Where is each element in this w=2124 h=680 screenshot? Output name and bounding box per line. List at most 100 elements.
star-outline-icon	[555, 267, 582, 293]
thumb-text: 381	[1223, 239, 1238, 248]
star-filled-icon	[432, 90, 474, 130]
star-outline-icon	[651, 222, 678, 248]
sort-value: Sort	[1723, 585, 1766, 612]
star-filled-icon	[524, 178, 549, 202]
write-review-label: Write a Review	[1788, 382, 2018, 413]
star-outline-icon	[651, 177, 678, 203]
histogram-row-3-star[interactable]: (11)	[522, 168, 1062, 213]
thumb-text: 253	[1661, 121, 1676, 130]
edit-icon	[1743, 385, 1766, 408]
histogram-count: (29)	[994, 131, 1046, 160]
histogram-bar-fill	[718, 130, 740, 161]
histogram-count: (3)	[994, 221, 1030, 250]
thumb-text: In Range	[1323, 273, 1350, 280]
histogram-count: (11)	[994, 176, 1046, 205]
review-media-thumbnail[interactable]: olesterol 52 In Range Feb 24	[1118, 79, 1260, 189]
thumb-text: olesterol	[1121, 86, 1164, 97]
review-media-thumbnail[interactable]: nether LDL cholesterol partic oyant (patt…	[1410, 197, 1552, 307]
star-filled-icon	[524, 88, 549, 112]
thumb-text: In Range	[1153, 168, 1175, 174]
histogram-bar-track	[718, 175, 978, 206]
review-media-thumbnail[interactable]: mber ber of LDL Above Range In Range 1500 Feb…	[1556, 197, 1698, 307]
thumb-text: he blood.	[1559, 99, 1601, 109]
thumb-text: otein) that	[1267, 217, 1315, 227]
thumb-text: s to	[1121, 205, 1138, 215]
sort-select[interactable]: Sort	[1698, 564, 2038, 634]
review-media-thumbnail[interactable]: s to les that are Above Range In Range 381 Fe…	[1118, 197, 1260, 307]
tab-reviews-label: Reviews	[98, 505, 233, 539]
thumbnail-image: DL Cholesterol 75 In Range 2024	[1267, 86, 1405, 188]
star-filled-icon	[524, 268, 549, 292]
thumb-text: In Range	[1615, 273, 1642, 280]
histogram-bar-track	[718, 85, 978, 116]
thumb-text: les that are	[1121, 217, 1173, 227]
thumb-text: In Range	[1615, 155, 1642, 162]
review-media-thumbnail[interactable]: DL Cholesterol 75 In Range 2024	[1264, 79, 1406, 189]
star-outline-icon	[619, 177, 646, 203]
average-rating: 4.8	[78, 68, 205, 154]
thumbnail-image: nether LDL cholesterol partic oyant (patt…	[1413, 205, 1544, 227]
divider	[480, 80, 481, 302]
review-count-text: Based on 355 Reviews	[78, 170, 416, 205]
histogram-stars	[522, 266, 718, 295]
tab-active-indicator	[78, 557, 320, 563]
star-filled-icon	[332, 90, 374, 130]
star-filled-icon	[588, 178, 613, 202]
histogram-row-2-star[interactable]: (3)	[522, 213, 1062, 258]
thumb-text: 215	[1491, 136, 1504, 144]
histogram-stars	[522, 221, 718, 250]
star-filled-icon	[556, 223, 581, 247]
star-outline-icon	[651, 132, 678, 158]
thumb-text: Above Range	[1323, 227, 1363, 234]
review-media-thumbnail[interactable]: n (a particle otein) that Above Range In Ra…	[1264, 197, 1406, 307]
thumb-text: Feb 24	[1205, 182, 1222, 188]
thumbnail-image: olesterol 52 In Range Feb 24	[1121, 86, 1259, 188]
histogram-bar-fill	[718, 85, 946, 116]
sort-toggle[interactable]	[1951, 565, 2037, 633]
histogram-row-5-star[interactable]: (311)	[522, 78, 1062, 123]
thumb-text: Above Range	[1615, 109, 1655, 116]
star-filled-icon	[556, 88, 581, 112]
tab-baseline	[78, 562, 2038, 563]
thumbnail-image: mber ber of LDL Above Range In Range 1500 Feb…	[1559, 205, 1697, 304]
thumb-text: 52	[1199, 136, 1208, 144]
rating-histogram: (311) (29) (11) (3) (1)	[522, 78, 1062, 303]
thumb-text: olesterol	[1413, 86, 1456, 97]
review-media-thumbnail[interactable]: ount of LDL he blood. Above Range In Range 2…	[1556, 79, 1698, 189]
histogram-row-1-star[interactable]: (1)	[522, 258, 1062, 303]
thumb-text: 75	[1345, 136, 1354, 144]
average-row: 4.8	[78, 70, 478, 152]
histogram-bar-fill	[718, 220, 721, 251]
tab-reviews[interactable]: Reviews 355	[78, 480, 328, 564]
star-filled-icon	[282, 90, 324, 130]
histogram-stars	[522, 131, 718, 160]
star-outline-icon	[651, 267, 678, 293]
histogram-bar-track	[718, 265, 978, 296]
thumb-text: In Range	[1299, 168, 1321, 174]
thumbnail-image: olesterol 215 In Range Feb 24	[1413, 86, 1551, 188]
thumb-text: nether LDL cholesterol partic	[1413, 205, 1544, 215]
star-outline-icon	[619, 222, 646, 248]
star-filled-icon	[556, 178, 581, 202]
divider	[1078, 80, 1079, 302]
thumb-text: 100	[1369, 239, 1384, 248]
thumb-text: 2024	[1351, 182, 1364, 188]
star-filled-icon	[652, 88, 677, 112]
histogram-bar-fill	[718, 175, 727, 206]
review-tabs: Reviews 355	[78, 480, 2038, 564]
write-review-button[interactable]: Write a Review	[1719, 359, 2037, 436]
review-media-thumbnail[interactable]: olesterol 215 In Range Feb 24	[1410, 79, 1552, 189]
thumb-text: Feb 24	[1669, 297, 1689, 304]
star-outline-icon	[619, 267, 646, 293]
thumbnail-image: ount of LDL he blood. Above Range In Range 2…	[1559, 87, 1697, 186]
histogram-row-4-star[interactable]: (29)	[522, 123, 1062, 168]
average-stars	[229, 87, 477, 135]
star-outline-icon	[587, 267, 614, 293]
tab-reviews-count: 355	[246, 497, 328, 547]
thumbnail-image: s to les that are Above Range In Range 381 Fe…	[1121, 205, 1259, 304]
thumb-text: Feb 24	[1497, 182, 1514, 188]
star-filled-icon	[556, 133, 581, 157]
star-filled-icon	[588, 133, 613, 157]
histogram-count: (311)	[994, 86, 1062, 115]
—————
▸ TASK OBJECTIVE: Please reproduce the entries above, replacing every "star-outline-icon" with "empty-star-icon" and leaving everything else unchanged.

▸ RESPONSE:
Where is each element in this w=2124 h=680 screenshot? Output name and bounding box per line. List at most 100 elements.
empty-star-icon	[555, 267, 582, 293]
thumb-text: 381	[1223, 239, 1238, 248]
star-filled-icon	[432, 90, 474, 130]
empty-star-icon	[651, 222, 678, 248]
sort-value: Sort	[1723, 585, 1766, 612]
star-filled-icon	[524, 178, 549, 202]
write-review-label: Write a Review	[1788, 382, 2018, 413]
empty-star-icon	[651, 177, 678, 203]
histogram-row-3-star[interactable]: (11)	[522, 168, 1062, 213]
thumb-text: 253	[1661, 121, 1676, 130]
edit-icon	[1743, 385, 1766, 408]
histogram-count: (29)	[994, 131, 1046, 160]
histogram-bar-fill	[718, 130, 740, 161]
histogram-count: (3)	[994, 221, 1030, 250]
thumb-text: In Range	[1323, 273, 1350, 280]
histogram-count: (11)	[994, 176, 1046, 205]
review-media-thumbnail[interactable]: olesterol 52 In Range Feb 24	[1118, 79, 1260, 189]
thumb-text: olesterol	[1121, 86, 1164, 97]
review-media-thumbnail[interactable]: nether LDL cholesterol partic oyant (patt…	[1410, 197, 1552, 307]
star-filled-icon	[524, 88, 549, 112]
thumb-text: In Range	[1153, 168, 1175, 174]
histogram-bar-track	[718, 175, 978, 206]
review-media-thumbnail[interactable]: mber ber of LDL Above Range In Range 1500 Feb…	[1556, 197, 1698, 307]
thumb-text: he blood.	[1559, 99, 1601, 109]
thumb-text: otein) that	[1267, 217, 1315, 227]
thumb-text: s to	[1121, 205, 1138, 215]
sort-select[interactable]: Sort	[1698, 564, 2038, 634]
review-media-thumbnail[interactable]: s to les that are Above Range In Range 381 Fe…	[1118, 197, 1260, 307]
tab-reviews-label: Reviews	[98, 505, 233, 539]
thumbnail-image: DL Cholesterol 75 In Range 2024	[1267, 86, 1405, 188]
star-filled-icon	[524, 268, 549, 292]
thumb-text: In Range	[1615, 273, 1642, 280]
histogram-bar-track	[718, 85, 978, 116]
thumb-text: les that are	[1121, 217, 1173, 227]
thumb-text: In Range	[1615, 155, 1642, 162]
review-media-thumbnail[interactable]: DL Cholesterol 75 In Range 2024	[1264, 79, 1406, 189]
empty-star-icon	[619, 177, 646, 203]
average-rating: 4.8	[78, 68, 205, 154]
thumbnail-image: nether LDL cholesterol partic oyant (patt…	[1413, 205, 1544, 227]
divider	[480, 80, 481, 302]
review-count-text: Based on 355 Reviews	[78, 170, 416, 205]
histogram-stars	[522, 266, 718, 295]
tab-active-indicator	[78, 557, 320, 563]
star-filled-icon	[332, 90, 374, 130]
star-filled-icon	[588, 178, 613, 202]
histogram-row-2-star[interactable]: (3)	[522, 213, 1062, 258]
thumb-text: 215	[1491, 136, 1504, 144]
histogram-stars	[522, 221, 718, 250]
star-filled-icon	[556, 223, 581, 247]
empty-star-icon	[651, 132, 678, 158]
thumb-text: Above Range	[1323, 227, 1363, 234]
review-media-thumbnail[interactable]: n (a particle otein) that Above Range In Ra…	[1264, 197, 1406, 307]
thumb-text: Feb 24	[1205, 182, 1222, 188]
thumbnail-image: olesterol 52 In Range Feb 24	[1121, 86, 1259, 188]
histogram-bar-fill	[718, 85, 946, 116]
sort-toggle[interactable]	[1951, 565, 2037, 633]
histogram-row-5-star[interactable]: (311)	[522, 78, 1062, 123]
thumb-text: Above Range	[1615, 109, 1655, 116]
star-filled-icon	[556, 88, 581, 112]
tab-baseline	[78, 562, 2038, 563]
thumbnail-image: mber ber of LDL Above Range In Range 1500 Feb…	[1559, 205, 1697, 304]
thumb-text: 52	[1199, 136, 1208, 144]
rating-histogram: (311) (29) (11) (3) (1)	[522, 78, 1062, 303]
thumb-text: olesterol	[1413, 86, 1456, 97]
review-media-thumbnail[interactable]: ount of LDL he blood. Above Range In Range 2…	[1556, 79, 1698, 189]
histogram-row-1-star[interactable]: (1)	[522, 258, 1062, 303]
thumb-text: 75	[1345, 136, 1354, 144]
average-row: 4.8	[78, 70, 478, 152]
histogram-bar-fill	[718, 220, 721, 251]
tab-reviews[interactable]: Reviews 355	[78, 480, 328, 564]
star-filled-icon	[282, 90, 324, 130]
histogram-stars	[522, 131, 718, 160]
empty-star-icon	[651, 267, 678, 293]
histogram-bar-track	[718, 265, 978, 296]
thumb-text: In Range	[1299, 168, 1321, 174]
thumbnail-image: olesterol 215 In Range Feb 24	[1413, 86, 1551, 188]
thumb-text: nether LDL cholesterol partic	[1413, 205, 1544, 215]
empty-star-icon	[619, 222, 646, 248]
star-filled-icon	[556, 178, 581, 202]
divider	[1078, 80, 1079, 302]
thumb-text: 100	[1369, 239, 1384, 248]
thumb-text: 2024	[1351, 182, 1364, 188]
star-filled-icon	[652, 88, 677, 112]
histogram-bar-fill	[718, 175, 727, 206]
review-tabs: Reviews 355	[78, 480, 2038, 564]
write-review-button[interactable]: Write a Review	[1719, 359, 2037, 436]
review-media-thumbnail[interactable]: olesterol 215 In Range Feb 24	[1410, 79, 1552, 189]
thumb-text: Feb 24	[1669, 297, 1689, 304]
empty-star-icon	[619, 267, 646, 293]
thumbnail-image: ount of LDL he blood. Above Range In Range 2…	[1559, 87, 1697, 186]
histogram-row-4-star[interactable]: (29)	[522, 123, 1062, 168]
average-stars	[229, 87, 477, 135]
empty-star-icon	[587, 267, 614, 293]
tab-reviews-count: 355	[246, 497, 328, 547]
thumbnail-image: s to les that are Above Range In Range 381 Fe…	[1121, 205, 1259, 304]
thumb-text: Feb 24	[1497, 182, 1514, 188]
star-filled-icon	[556, 133, 581, 157]
star-filled-icon	[588, 133, 613, 157]
histogram-count: (311)	[994, 86, 1062, 115]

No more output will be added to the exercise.